● **Problem to solve**:
Work through the data line by line, gathering every line that has the word "image".

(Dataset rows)

- - -

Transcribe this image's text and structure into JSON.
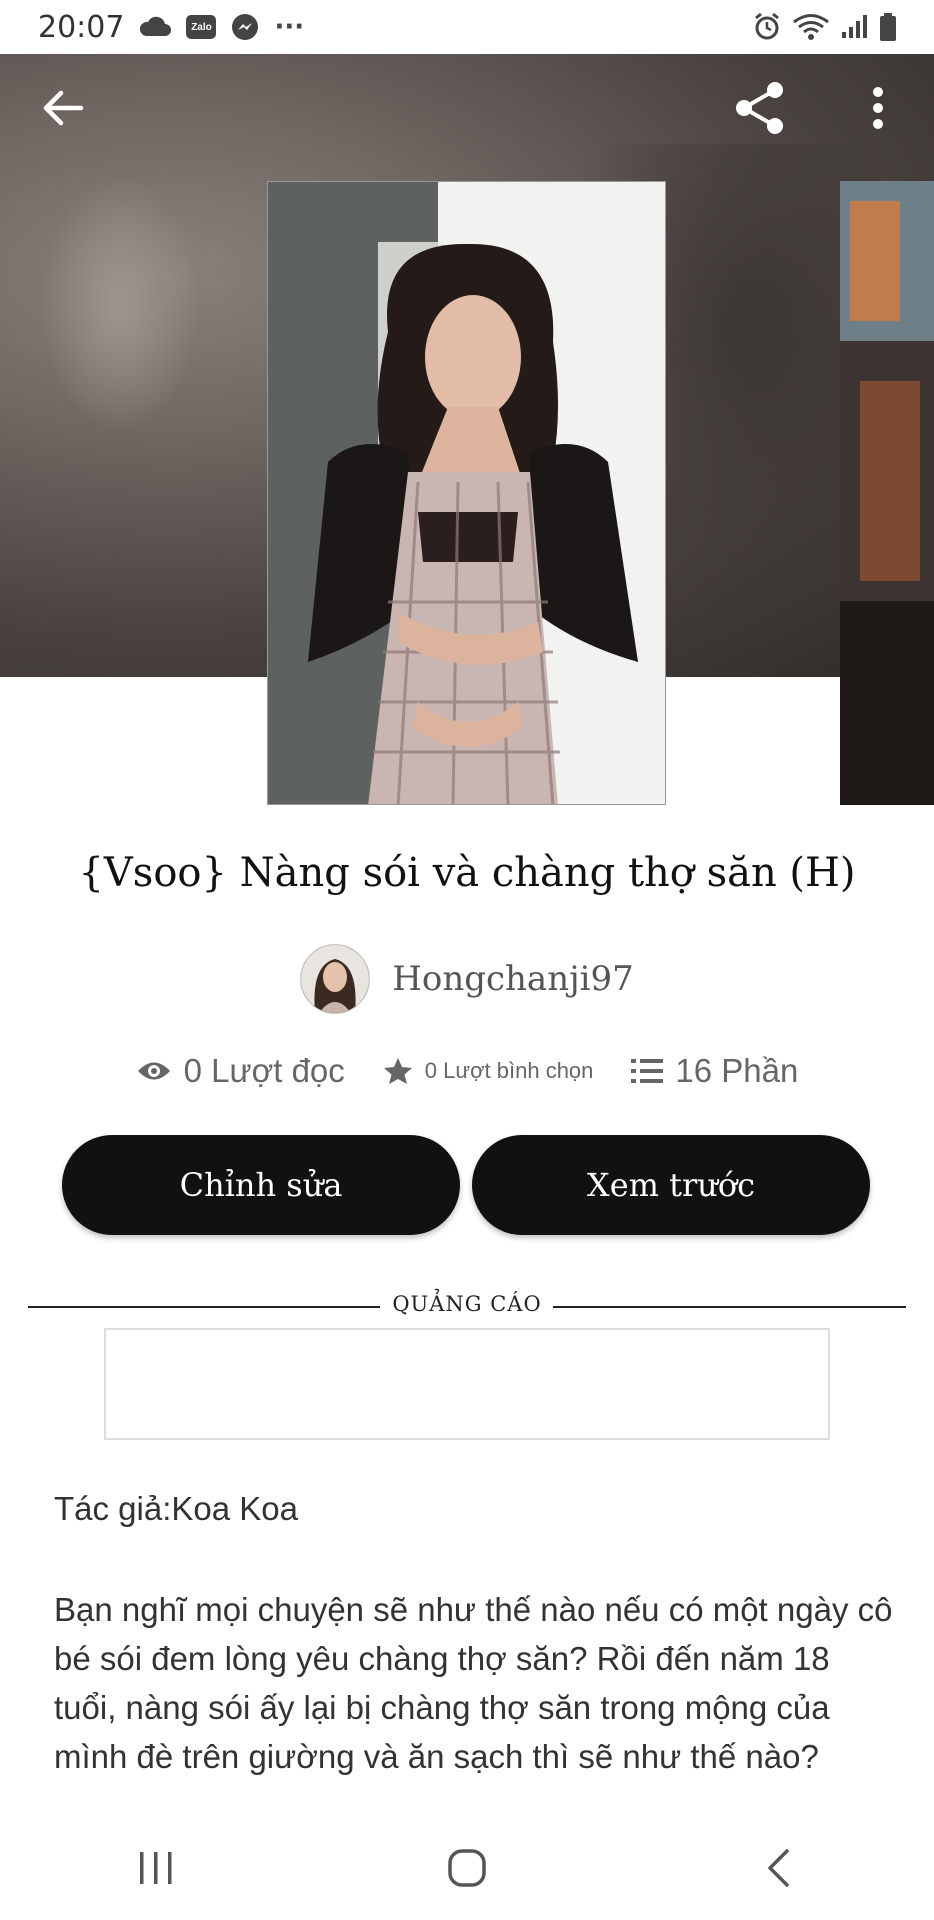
{
  "status_bar": {
    "time": "20:07",
    "zalo_label": "Zalo",
    "more": "···"
  },
  "story": {
    "title": "{Vsoo} Nàng sói và chàng thợ săn (H)",
    "author_handle": "Hongchanji97",
    "stats": {
      "reads": "0 Lượt đọc",
      "votes": "0 Lượt bình chọn",
      "parts": "16 Phần"
    }
  },
  "actions": {
    "edit_label": "Chỉnh sửa",
    "preview_label": "Xem trước"
  },
  "ad": {
    "label": "QUẢNG CÁO"
  },
  "description": {
    "author_line": "Tác giả:Koa Koa",
    "text": "Bạn nghĩ mọi chuyện sẽ như thế nào nếu có một ngày cô bé sói đem lòng yêu chàng thợ săn? Rồi đến năm 18 tuổi, nàng sói ấy lại bị chàng thợ săn trong mộng của mình đè trên giường và ăn sạch thì sẽ như thế nào?"
  },
  "icons": {
    "back": "arrow-left-icon",
    "share": "share-icon",
    "more": "more-vertical-icon",
    "reads": "eye-icon",
    "votes": "star-icon",
    "parts": "list-icon"
  }
}
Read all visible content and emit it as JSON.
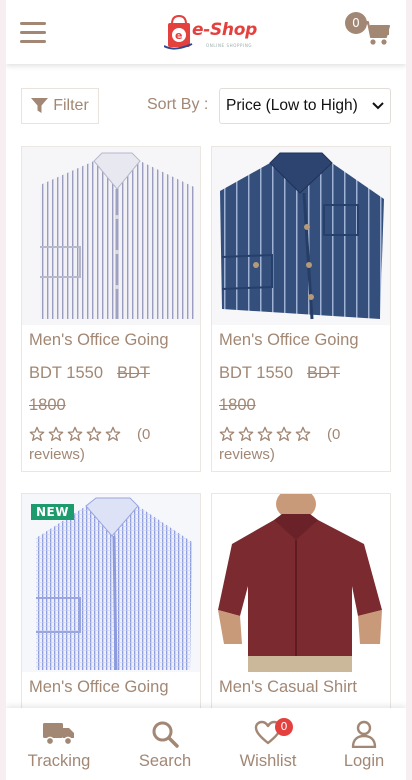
{
  "header": {
    "brand": "e-Shop",
    "tagline": "ONLINE SHOPPING",
    "cart_count": "0"
  },
  "toolbar": {
    "filter_label": "Filter",
    "sort_label": "Sort By :",
    "sort_value": "Price (Low to High)"
  },
  "products": [
    {
      "name": "Men's Office Going",
      "price": "BDT 1550",
      "old_price_a": "BDT",
      "old_price_b": "1800",
      "reviews_a": "(0",
      "reviews_b": "reviews)",
      "image": "white-blue-striped-shirt",
      "rating": 0
    },
    {
      "name": "Men's Office Going",
      "price": "BDT 1550",
      "old_price_a": "BDT",
      "old_price_b": "1800",
      "reviews_a": "(0",
      "reviews_b": "reviews)",
      "image": "navy-striped-shirt",
      "rating": 0
    },
    {
      "name": "Men's Office Going",
      "badge": "NEW",
      "image": "light-blue-check-shirt"
    },
    {
      "name": "Men's Casual Shirt",
      "image": "maroon-casual-shirt"
    }
  ],
  "bottom_nav": {
    "tracking": "Tracking",
    "search": "Search",
    "wishlist": "Wishlist",
    "wishlist_count": "0",
    "login": "Login"
  },
  "colors": {
    "accent": "#a28774",
    "brand_red": "#e4403d",
    "badge_green": "#1d9b6c"
  }
}
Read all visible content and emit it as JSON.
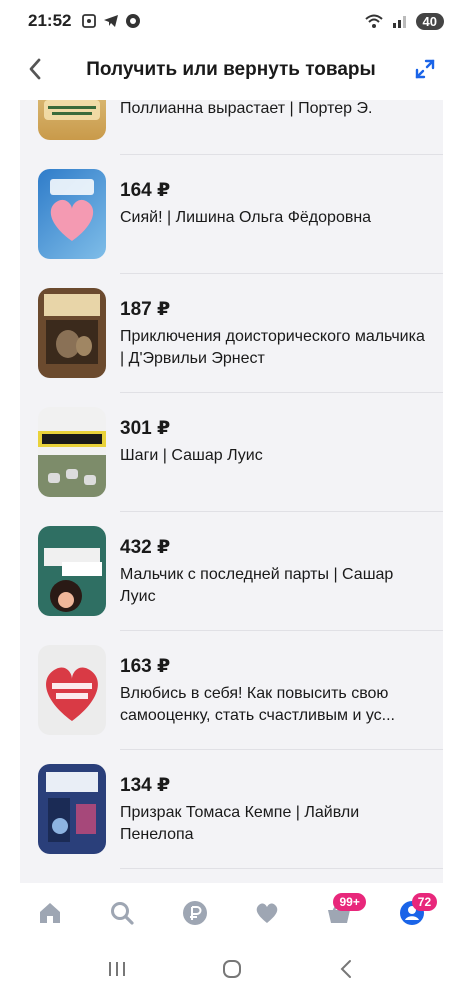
{
  "status": {
    "time": "21:52",
    "battery": "40"
  },
  "header": {
    "title": "Получить или вернуть товары"
  },
  "items": [
    {
      "price": "",
      "title": "Поллианна вырастает | Портер Э.",
      "cover": "#d7b56f"
    },
    {
      "price": "164 ₽",
      "title": "Сияй! | Лишина Ольга Фёдоровна",
      "cover": "#2f7cc9"
    },
    {
      "price": "187 ₽",
      "title": "Приключения доисторического мальчика | Д'Эрвильи Эрнест",
      "cover": "#6b4a2e"
    },
    {
      "price": "301 ₽",
      "title": "Шаги | Сашар Луис",
      "cover": "#e9d23a"
    },
    {
      "price": "432 ₽",
      "title": "Мальчик с последней парты | Сашар Луис",
      "cover": "#2f6f63"
    },
    {
      "price": "163 ₽",
      "title": "Влюбись в себя! Как повысить свою самооценку, стать счастливым и ус...",
      "cover": "#d93a45"
    },
    {
      "price": "134 ₽",
      "title": "Призрак Томаса Кемпе | Лайвли Пенелопа",
      "cover": "#2a3f7a"
    }
  ],
  "nav": {
    "cart_badge": "99+",
    "profile_badge": "72",
    "active_color": "#1a64e8",
    "icon_color": "#9ea6b3"
  }
}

- - -

● **Complete output**:
Transcribe this image's text and structure into JSON.
      "image": "white-blue-striped-shirt",
      "image": "navy-striped-shirt",
      "image": "light-blue-check-shirt"
      "image": "maroon-casual-shirt"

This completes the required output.